— GIVEN EXERCISE —
Omit the pictures from the entries below and retype everything else exactly.
-- Start of DATA EXCERPTS --
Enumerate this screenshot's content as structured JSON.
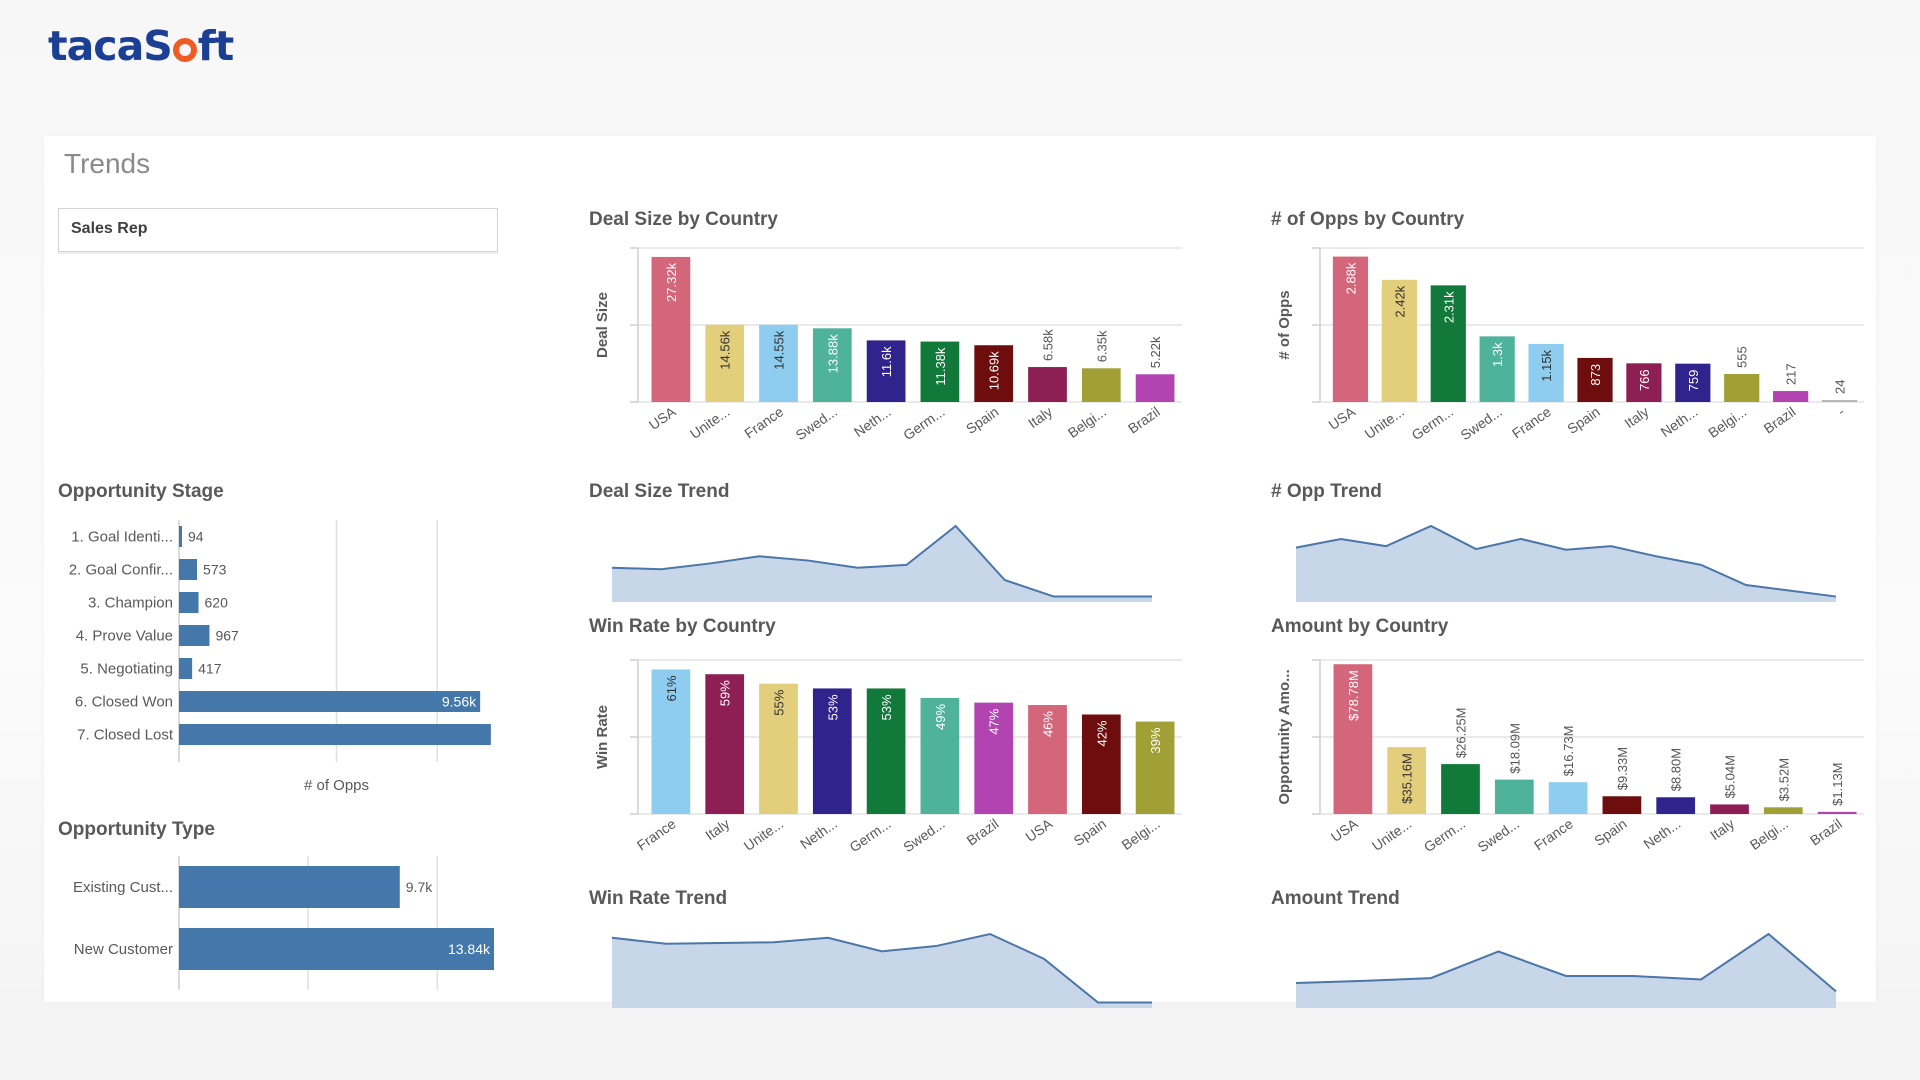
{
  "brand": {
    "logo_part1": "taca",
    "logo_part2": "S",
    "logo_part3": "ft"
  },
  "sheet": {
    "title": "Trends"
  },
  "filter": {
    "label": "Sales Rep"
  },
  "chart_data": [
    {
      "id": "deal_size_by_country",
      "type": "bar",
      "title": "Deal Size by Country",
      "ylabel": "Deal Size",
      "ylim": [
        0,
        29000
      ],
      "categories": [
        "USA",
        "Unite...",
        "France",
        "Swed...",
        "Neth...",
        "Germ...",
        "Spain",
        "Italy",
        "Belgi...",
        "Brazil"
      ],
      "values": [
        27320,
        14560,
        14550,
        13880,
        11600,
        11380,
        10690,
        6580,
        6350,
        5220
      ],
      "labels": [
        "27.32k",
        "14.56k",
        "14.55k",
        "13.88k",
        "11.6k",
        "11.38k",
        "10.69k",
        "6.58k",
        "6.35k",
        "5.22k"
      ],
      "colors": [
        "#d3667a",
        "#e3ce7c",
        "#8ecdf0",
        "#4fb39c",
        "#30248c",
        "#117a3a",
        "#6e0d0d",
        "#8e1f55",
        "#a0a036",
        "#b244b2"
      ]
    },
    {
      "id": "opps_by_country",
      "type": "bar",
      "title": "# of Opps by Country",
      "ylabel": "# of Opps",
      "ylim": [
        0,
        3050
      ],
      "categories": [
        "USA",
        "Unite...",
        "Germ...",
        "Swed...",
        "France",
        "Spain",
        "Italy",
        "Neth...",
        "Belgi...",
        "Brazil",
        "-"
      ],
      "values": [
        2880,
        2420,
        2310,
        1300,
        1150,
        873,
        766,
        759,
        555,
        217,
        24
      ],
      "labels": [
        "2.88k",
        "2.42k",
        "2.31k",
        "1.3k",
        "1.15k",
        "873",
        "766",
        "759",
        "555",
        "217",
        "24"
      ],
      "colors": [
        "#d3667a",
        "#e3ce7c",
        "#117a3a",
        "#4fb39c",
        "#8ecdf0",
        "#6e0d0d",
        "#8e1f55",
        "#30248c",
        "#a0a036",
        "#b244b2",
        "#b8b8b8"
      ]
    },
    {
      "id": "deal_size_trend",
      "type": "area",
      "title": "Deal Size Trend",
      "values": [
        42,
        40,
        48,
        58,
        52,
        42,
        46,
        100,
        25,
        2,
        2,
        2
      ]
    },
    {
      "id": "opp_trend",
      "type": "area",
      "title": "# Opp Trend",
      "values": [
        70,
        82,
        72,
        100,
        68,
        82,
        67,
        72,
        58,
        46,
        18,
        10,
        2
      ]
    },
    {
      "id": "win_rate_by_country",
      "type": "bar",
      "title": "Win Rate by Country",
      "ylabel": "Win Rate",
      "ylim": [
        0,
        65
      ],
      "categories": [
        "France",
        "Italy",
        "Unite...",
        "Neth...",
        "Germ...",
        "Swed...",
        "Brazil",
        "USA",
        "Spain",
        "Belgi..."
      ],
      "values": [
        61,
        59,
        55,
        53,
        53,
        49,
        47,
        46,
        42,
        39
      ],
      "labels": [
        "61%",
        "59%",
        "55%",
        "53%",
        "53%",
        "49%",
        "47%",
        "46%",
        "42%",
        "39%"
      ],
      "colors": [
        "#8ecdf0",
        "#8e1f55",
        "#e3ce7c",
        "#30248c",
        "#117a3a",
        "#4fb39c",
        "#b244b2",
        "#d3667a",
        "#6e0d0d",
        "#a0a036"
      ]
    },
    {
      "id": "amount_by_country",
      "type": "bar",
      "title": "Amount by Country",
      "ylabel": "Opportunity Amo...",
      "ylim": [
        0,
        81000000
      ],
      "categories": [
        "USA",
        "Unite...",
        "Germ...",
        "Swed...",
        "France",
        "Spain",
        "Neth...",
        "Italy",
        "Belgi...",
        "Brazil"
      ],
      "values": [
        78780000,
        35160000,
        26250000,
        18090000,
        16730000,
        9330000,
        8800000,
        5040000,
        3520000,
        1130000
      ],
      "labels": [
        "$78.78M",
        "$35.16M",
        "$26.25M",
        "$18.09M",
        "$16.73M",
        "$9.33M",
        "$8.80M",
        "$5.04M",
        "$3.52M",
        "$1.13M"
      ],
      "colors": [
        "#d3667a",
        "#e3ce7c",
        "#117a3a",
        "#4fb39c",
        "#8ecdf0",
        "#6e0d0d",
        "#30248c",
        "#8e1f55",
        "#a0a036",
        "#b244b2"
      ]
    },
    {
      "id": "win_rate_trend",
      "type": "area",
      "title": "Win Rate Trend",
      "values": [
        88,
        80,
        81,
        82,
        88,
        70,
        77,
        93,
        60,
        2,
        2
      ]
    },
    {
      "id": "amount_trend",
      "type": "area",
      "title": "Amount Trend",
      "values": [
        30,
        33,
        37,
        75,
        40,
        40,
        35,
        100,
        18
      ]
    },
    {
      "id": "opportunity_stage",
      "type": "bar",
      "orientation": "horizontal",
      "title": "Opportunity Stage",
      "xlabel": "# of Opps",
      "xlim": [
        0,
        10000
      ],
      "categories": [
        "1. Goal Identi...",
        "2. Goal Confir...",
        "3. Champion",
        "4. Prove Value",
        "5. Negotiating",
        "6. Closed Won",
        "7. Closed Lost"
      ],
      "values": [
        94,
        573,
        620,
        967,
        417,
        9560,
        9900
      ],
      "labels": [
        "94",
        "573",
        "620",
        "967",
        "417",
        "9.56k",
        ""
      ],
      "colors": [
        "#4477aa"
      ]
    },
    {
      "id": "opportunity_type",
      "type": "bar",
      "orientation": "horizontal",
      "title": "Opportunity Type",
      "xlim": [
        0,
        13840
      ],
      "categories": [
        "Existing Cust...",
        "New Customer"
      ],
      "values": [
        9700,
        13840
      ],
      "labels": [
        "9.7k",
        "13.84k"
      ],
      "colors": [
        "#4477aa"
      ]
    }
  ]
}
-- End of DATA EXCERPTS --
— EXPECTED OUTPUT —
Enumerate this screenshot's content as structured JSON.
{
  "brand": {
    "logo_part1": "taca",
    "logo_part2": "S",
    "logo_part3": "ft"
  },
  "sheet": {
    "title": "Trends"
  },
  "filter": {
    "label": "Sales Rep"
  },
  "chart_data": [
    {
      "id": "deal_size_by_country",
      "type": "bar",
      "title": "Deal Size by Country",
      "ylabel": "Deal Size",
      "ylim": [
        0,
        29000
      ],
      "categories": [
        "USA",
        "Unite...",
        "France",
        "Swed...",
        "Neth...",
        "Germ...",
        "Spain",
        "Italy",
        "Belgi...",
        "Brazil"
      ],
      "values": [
        27320,
        14560,
        14550,
        13880,
        11600,
        11380,
        10690,
        6580,
        6350,
        5220
      ],
      "labels": [
        "27.32k",
        "14.56k",
        "14.55k",
        "13.88k",
        "11.6k",
        "11.38k",
        "10.69k",
        "6.58k",
        "6.35k",
        "5.22k"
      ],
      "colors": [
        "#d3667a",
        "#e3ce7c",
        "#8ecdf0",
        "#4fb39c",
        "#30248c",
        "#117a3a",
        "#6e0d0d",
        "#8e1f55",
        "#a0a036",
        "#b244b2"
      ]
    },
    {
      "id": "opps_by_country",
      "type": "bar",
      "title": "# of Opps by Country",
      "ylabel": "# of Opps",
      "ylim": [
        0,
        3050
      ],
      "categories": [
        "USA",
        "Unite...",
        "Germ...",
        "Swed...",
        "France",
        "Spain",
        "Italy",
        "Neth...",
        "Belgi...",
        "Brazil",
        "-"
      ],
      "values": [
        2880,
        2420,
        2310,
        1300,
        1150,
        873,
        766,
        759,
        555,
        217,
        24
      ],
      "labels": [
        "2.88k",
        "2.42k",
        "2.31k",
        "1.3k",
        "1.15k",
        "873",
        "766",
        "759",
        "555",
        "217",
        "24"
      ],
      "colors": [
        "#d3667a",
        "#e3ce7c",
        "#117a3a",
        "#4fb39c",
        "#8ecdf0",
        "#6e0d0d",
        "#8e1f55",
        "#30248c",
        "#a0a036",
        "#b244b2",
        "#b8b8b8"
      ]
    },
    {
      "id": "deal_size_trend",
      "type": "area",
      "title": "Deal Size Trend",
      "values": [
        42,
        40,
        48,
        58,
        52,
        42,
        46,
        100,
        25,
        2,
        2,
        2
      ]
    },
    {
      "id": "opp_trend",
      "type": "area",
      "title": "# Opp Trend",
      "values": [
        70,
        82,
        72,
        100,
        68,
        82,
        67,
        72,
        58,
        46,
        18,
        10,
        2
      ]
    },
    {
      "id": "win_rate_by_country",
      "type": "bar",
      "title": "Win Rate by Country",
      "ylabel": "Win Rate",
      "ylim": [
        0,
        65
      ],
      "categories": [
        "France",
        "Italy",
        "Unite...",
        "Neth...",
        "Germ...",
        "Swed...",
        "Brazil",
        "USA",
        "Spain",
        "Belgi..."
      ],
      "values": [
        61,
        59,
        55,
        53,
        53,
        49,
        47,
        46,
        42,
        39
      ],
      "labels": [
        "61%",
        "59%",
        "55%",
        "53%",
        "53%",
        "49%",
        "47%",
        "46%",
        "42%",
        "39%"
      ],
      "colors": [
        "#8ecdf0",
        "#8e1f55",
        "#e3ce7c",
        "#30248c",
        "#117a3a",
        "#4fb39c",
        "#b244b2",
        "#d3667a",
        "#6e0d0d",
        "#a0a036"
      ]
    },
    {
      "id": "amount_by_country",
      "type": "bar",
      "title": "Amount by Country",
      "ylabel": "Opportunity Amo...",
      "ylim": [
        0,
        81000000
      ],
      "categories": [
        "USA",
        "Unite...",
        "Germ...",
        "Swed...",
        "France",
        "Spain",
        "Neth...",
        "Italy",
        "Belgi...",
        "Brazil"
      ],
      "values": [
        78780000,
        35160000,
        26250000,
        18090000,
        16730000,
        9330000,
        8800000,
        5040000,
        3520000,
        1130000
      ],
      "labels": [
        "$78.78M",
        "$35.16M",
        "$26.25M",
        "$18.09M",
        "$16.73M",
        "$9.33M",
        "$8.80M",
        "$5.04M",
        "$3.52M",
        "$1.13M"
      ],
      "colors": [
        "#d3667a",
        "#e3ce7c",
        "#117a3a",
        "#4fb39c",
        "#8ecdf0",
        "#6e0d0d",
        "#30248c",
        "#8e1f55",
        "#a0a036",
        "#b244b2"
      ]
    },
    {
      "id": "win_rate_trend",
      "type": "area",
      "title": "Win Rate Trend",
      "values": [
        88,
        80,
        81,
        82,
        88,
        70,
        77,
        93,
        60,
        2,
        2
      ]
    },
    {
      "id": "amount_trend",
      "type": "area",
      "title": "Amount Trend",
      "values": [
        30,
        33,
        37,
        75,
        40,
        40,
        35,
        100,
        18
      ]
    },
    {
      "id": "opportunity_stage",
      "type": "bar",
      "orientation": "horizontal",
      "title": "Opportunity Stage",
      "xlabel": "# of Opps",
      "xlim": [
        0,
        10000
      ],
      "categories": [
        "1. Goal Identi...",
        "2. Goal Confir...",
        "3. Champion",
        "4. Prove Value",
        "5. Negotiating",
        "6. Closed Won",
        "7. Closed Lost"
      ],
      "values": [
        94,
        573,
        620,
        967,
        417,
        9560,
        9900
      ],
      "labels": [
        "94",
        "573",
        "620",
        "967",
        "417",
        "9.56k",
        ""
      ],
      "colors": [
        "#4477aa"
      ]
    },
    {
      "id": "opportunity_type",
      "type": "bar",
      "orientation": "horizontal",
      "title": "Opportunity Type",
      "xlim": [
        0,
        13840
      ],
      "categories": [
        "Existing Cust...",
        "New Customer"
      ],
      "values": [
        9700,
        13840
      ],
      "labels": [
        "9.7k",
        "13.84k"
      ],
      "colors": [
        "#4477aa"
      ]
    }
  ]
}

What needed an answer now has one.